◆ Supplied records:

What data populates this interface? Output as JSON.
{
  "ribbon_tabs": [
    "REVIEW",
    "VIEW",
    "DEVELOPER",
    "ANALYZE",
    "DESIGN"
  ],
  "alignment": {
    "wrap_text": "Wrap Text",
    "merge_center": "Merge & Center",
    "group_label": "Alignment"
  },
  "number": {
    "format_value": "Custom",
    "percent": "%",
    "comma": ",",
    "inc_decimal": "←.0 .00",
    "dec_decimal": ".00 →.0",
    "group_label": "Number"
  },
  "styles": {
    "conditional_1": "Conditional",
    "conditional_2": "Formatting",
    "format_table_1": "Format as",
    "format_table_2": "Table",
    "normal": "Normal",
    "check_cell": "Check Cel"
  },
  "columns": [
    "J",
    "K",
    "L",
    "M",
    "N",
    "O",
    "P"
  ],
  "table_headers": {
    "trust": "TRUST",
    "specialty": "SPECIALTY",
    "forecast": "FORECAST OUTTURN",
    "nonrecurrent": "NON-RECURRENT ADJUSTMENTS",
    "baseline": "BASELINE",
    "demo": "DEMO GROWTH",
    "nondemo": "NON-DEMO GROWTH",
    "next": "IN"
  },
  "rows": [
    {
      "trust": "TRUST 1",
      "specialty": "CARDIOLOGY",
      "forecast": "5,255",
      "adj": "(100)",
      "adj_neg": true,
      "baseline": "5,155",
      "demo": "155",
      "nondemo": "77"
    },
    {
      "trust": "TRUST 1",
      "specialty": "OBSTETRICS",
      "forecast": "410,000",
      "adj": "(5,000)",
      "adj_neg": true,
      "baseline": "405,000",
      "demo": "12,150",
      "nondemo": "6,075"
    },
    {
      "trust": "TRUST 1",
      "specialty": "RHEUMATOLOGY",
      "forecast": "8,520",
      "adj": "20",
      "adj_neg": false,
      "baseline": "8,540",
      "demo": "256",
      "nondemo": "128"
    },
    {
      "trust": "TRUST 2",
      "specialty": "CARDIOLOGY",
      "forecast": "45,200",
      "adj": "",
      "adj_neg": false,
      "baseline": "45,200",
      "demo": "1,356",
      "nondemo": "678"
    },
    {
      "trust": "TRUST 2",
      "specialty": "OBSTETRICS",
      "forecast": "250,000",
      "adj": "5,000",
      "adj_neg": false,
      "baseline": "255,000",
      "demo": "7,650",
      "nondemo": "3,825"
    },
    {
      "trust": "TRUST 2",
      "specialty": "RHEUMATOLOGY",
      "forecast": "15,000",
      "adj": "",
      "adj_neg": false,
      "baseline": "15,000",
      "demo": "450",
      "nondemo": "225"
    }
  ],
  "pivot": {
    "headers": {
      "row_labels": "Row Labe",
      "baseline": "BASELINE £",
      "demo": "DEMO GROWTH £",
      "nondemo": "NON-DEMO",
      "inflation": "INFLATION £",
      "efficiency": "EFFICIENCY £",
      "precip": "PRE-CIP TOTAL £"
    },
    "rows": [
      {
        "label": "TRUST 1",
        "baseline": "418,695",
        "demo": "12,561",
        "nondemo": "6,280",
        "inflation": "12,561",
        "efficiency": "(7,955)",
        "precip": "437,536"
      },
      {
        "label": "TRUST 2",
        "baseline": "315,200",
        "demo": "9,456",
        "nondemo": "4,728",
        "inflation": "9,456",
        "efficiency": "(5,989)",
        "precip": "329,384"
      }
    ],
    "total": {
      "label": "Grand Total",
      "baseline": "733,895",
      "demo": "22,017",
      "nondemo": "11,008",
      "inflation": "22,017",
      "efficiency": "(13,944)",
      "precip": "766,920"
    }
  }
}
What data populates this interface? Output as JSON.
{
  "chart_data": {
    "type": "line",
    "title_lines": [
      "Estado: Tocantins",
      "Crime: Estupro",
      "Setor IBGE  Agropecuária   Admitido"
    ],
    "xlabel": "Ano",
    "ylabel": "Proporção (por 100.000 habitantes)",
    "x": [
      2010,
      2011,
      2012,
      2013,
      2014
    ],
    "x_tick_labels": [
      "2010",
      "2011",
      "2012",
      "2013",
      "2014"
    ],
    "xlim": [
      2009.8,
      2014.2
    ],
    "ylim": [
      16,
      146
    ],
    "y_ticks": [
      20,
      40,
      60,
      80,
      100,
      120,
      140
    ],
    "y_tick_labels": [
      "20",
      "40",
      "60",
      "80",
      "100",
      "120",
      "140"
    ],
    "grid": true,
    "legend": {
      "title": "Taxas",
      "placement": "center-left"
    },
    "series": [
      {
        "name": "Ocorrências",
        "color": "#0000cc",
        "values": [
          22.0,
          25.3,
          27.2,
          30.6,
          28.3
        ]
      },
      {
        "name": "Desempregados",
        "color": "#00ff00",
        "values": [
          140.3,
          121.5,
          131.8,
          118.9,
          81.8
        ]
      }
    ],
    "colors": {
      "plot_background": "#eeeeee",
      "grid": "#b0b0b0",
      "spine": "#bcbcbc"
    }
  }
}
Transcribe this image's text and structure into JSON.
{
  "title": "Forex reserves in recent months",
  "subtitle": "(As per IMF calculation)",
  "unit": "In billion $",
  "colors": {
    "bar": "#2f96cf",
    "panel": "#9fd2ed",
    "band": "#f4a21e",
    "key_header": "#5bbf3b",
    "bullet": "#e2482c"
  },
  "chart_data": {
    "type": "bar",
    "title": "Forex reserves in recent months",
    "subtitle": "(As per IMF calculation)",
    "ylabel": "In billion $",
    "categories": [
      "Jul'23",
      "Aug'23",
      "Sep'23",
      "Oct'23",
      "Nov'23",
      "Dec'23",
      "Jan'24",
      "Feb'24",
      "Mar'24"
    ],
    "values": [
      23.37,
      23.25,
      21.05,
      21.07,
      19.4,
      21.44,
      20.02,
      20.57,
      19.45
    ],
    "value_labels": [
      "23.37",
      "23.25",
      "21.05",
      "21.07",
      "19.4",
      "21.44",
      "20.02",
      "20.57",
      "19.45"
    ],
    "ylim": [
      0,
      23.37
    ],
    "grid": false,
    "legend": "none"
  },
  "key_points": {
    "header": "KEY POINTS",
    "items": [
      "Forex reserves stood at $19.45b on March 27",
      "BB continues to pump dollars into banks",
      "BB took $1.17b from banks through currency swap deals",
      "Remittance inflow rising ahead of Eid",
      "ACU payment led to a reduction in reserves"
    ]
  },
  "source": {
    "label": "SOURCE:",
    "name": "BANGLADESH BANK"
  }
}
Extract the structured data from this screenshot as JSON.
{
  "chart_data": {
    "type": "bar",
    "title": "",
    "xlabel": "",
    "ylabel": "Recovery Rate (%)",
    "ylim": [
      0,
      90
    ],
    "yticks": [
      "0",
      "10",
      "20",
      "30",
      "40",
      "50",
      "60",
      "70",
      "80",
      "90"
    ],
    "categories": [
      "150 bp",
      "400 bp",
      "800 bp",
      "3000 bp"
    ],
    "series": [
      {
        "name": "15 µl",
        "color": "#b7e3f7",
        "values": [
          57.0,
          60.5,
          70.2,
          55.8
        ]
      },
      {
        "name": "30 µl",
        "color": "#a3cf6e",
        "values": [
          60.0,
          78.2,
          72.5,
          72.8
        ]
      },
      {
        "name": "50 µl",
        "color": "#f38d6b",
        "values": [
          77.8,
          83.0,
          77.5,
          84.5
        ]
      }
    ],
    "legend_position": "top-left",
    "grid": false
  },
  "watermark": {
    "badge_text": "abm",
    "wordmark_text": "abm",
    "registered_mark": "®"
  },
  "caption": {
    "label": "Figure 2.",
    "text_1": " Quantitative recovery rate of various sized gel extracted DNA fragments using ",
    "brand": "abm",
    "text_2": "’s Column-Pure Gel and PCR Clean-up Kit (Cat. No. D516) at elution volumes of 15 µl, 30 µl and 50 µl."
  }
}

◆ Task description: Retype nothing except the lines from the line holding "Extract the structured" through the last line of the entries, both included.

◆ Expected answer:
Extract the structured data from this screenshot as JSON.
{
  "chart_data": {
    "type": "bar",
    "title": "",
    "xlabel": "",
    "ylabel": "Recovery Rate (%)",
    "ylim": [
      0,
      90
    ],
    "yticks": [
      "0",
      "10",
      "20",
      "30",
      "40",
      "50",
      "60",
      "70",
      "80",
      "90"
    ],
    "categories": [
      "150 bp",
      "400 bp",
      "800 bp",
      "3000 bp"
    ],
    "series": [
      {
        "name": "15 µl",
        "color": "#b7e3f7",
        "values": [
          57.0,
          60.5,
          70.2,
          55.8
        ]
      },
      {
        "name": "30 µl",
        "color": "#a3cf6e",
        "values": [
          60.0,
          78.2,
          72.5,
          72.8
        ]
      },
      {
        "name": "50 µl",
        "color": "#f38d6b",
        "values": [
          77.8,
          83.0,
          77.5,
          84.5
        ]
      }
    ],
    "legend_position": "top-left",
    "grid": false
  },
  "watermark": {
    "badge_text": "abm",
    "wordmark_text": "abm",
    "registered_mark": "®"
  },
  "caption": {
    "label": "Figure 2.",
    "text_1": " Quantitative recovery rate of various sized gel extracted DNA fragments using ",
    "brand": "abm",
    "text_2": "’s Column-Pure Gel and PCR Clean-up Kit (Cat. No. D516) at elution volumes of 15 µl, 30 µl and 50 µl."
  }
}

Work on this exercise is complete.